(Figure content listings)
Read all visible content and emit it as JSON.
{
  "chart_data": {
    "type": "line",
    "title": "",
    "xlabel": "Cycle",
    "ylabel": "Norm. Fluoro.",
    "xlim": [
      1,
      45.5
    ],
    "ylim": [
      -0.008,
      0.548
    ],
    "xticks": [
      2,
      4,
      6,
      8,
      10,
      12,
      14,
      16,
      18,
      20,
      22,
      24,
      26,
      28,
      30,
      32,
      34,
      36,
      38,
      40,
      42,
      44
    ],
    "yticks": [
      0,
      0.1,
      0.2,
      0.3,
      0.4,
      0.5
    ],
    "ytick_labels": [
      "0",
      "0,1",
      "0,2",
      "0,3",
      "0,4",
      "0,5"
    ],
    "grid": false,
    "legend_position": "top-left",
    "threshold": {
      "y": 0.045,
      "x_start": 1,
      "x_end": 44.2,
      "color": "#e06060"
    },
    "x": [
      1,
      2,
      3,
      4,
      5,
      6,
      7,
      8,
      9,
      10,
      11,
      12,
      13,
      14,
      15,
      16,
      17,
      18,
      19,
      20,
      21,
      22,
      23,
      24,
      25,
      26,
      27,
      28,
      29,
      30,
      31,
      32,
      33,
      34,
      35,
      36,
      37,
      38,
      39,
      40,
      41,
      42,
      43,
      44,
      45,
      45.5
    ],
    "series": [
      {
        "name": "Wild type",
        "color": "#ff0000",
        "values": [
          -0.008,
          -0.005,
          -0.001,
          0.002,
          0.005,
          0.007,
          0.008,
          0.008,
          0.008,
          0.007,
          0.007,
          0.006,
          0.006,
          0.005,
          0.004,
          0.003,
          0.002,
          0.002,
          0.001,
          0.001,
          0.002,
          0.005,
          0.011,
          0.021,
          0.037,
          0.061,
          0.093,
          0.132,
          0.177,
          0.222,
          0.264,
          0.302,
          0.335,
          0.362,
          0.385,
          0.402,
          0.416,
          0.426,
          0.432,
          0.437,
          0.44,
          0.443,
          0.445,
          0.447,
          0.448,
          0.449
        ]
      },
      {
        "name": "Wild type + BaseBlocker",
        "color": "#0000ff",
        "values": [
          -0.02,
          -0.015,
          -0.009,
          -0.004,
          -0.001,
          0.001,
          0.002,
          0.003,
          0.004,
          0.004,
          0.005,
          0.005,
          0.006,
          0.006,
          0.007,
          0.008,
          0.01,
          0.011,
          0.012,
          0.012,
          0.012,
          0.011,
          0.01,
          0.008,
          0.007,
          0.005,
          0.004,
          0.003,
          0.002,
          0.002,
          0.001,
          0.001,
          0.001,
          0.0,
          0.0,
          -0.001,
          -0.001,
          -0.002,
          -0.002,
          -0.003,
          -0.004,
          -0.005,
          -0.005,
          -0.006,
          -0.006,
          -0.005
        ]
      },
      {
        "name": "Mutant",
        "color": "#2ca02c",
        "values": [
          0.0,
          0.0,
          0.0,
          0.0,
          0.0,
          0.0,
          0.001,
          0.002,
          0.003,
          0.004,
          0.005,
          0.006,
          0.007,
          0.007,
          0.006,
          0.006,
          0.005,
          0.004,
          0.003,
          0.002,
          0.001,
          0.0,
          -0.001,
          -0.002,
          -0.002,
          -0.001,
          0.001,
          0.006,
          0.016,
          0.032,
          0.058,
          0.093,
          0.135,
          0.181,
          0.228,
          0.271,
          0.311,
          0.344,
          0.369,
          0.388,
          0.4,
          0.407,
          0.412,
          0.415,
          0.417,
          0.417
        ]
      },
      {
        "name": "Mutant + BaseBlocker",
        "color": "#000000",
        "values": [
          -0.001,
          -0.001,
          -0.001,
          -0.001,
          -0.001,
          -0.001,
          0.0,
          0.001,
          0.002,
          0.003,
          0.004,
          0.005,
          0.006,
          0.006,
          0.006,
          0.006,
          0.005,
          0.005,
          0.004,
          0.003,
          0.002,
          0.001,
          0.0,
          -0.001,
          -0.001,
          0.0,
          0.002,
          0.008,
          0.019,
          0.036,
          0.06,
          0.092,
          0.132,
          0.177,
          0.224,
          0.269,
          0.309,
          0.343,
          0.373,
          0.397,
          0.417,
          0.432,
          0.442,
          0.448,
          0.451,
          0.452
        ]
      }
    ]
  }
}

▶ WRITTEN PROBLEM:
Copy out the whole listing exactly; please set it all down.

▶ RESPONSE TO THIS TASK:
Read all visible content and emit it as JSON.
{
  "chart_data": {
    "type": "line",
    "title": "",
    "xlabel": "Cycle",
    "ylabel": "Norm. Fluoro.",
    "xlim": [
      1,
      45.5
    ],
    "ylim": [
      -0.008,
      0.548
    ],
    "xticks": [
      2,
      4,
      6,
      8,
      10,
      12,
      14,
      16,
      18,
      20,
      22,
      24,
      26,
      28,
      30,
      32,
      34,
      36,
      38,
      40,
      42,
      44
    ],
    "yticks": [
      0,
      0.1,
      0.2,
      0.3,
      0.4,
      0.5
    ],
    "ytick_labels": [
      "0",
      "0,1",
      "0,2",
      "0,3",
      "0,4",
      "0,5"
    ],
    "grid": false,
    "legend_position": "top-left",
    "threshold": {
      "y": 0.045,
      "x_start": 1,
      "x_end": 44.2,
      "color": "#e06060"
    },
    "x": [
      1,
      2,
      3,
      4,
      5,
      6,
      7,
      8,
      9,
      10,
      11,
      12,
      13,
      14,
      15,
      16,
      17,
      18,
      19,
      20,
      21,
      22,
      23,
      24,
      25,
      26,
      27,
      28,
      29,
      30,
      31,
      32,
      33,
      34,
      35,
      36,
      37,
      38,
      39,
      40,
      41,
      42,
      43,
      44,
      45,
      45.5
    ],
    "series": [
      {
        "name": "Wild type",
        "color": "#ff0000",
        "values": [
          -0.008,
          -0.005,
          -0.001,
          0.002,
          0.005,
          0.007,
          0.008,
          0.008,
          0.008,
          0.007,
          0.007,
          0.006,
          0.006,
          0.005,
          0.004,
          0.003,
          0.002,
          0.002,
          0.001,
          0.001,
          0.002,
          0.005,
          0.011,
          0.021,
          0.037,
          0.061,
          0.093,
          0.132,
          0.177,
          0.222,
          0.264,
          0.302,
          0.335,
          0.362,
          0.385,
          0.402,
          0.416,
          0.426,
          0.432,
          0.437,
          0.44,
          0.443,
          0.445,
          0.447,
          0.448,
          0.449
        ]
      },
      {
        "name": "Wild type + BaseBlocker",
        "color": "#0000ff",
        "values": [
          -0.02,
          -0.015,
          -0.009,
          -0.004,
          -0.001,
          0.001,
          0.002,
          0.003,
          0.004,
          0.004,
          0.005,
          0.005,
          0.006,
          0.006,
          0.007,
          0.008,
          0.01,
          0.011,
          0.012,
          0.012,
          0.012,
          0.011,
          0.01,
          0.008,
          0.007,
          0.005,
          0.004,
          0.003,
          0.002,
          0.002,
          0.001,
          0.001,
          0.001,
          0.0,
          0.0,
          -0.001,
          -0.001,
          -0.002,
          -0.002,
          -0.003,
          -0.004,
          -0.005,
          -0.005,
          -0.006,
          -0.006,
          -0.005
        ]
      },
      {
        "name": "Mutant",
        "color": "#2ca02c",
        "values": [
          0.0,
          0.0,
          0.0,
          0.0,
          0.0,
          0.0,
          0.001,
          0.002,
          0.003,
          0.004,
          0.005,
          0.006,
          0.007,
          0.007,
          0.006,
          0.006,
          0.005,
          0.004,
          0.003,
          0.002,
          0.001,
          0.0,
          -0.001,
          -0.002,
          -0.002,
          -0.001,
          0.001,
          0.006,
          0.016,
          0.032,
          0.058,
          0.093,
          0.135,
          0.181,
          0.228,
          0.271,
          0.311,
          0.344,
          0.369,
          0.388,
          0.4,
          0.407,
          0.412,
          0.415,
          0.417,
          0.417
        ]
      },
      {
        "name": "Mutant + BaseBlocker",
        "color": "#000000",
        "values": [
          -0.001,
          -0.001,
          -0.001,
          -0.001,
          -0.001,
          -0.001,
          0.0,
          0.001,
          0.002,
          0.003,
          0.004,
          0.005,
          0.006,
          0.006,
          0.006,
          0.006,
          0.005,
          0.005,
          0.004,
          0.003,
          0.002,
          0.001,
          0.0,
          -0.001,
          -0.001,
          0.0,
          0.002,
          0.008,
          0.019,
          0.036,
          0.06,
          0.092,
          0.132,
          0.177,
          0.224,
          0.269,
          0.309,
          0.343,
          0.373,
          0.397,
          0.417,
          0.432,
          0.442,
          0.448,
          0.451,
          0.452
        ]
      }
    ]
  }
}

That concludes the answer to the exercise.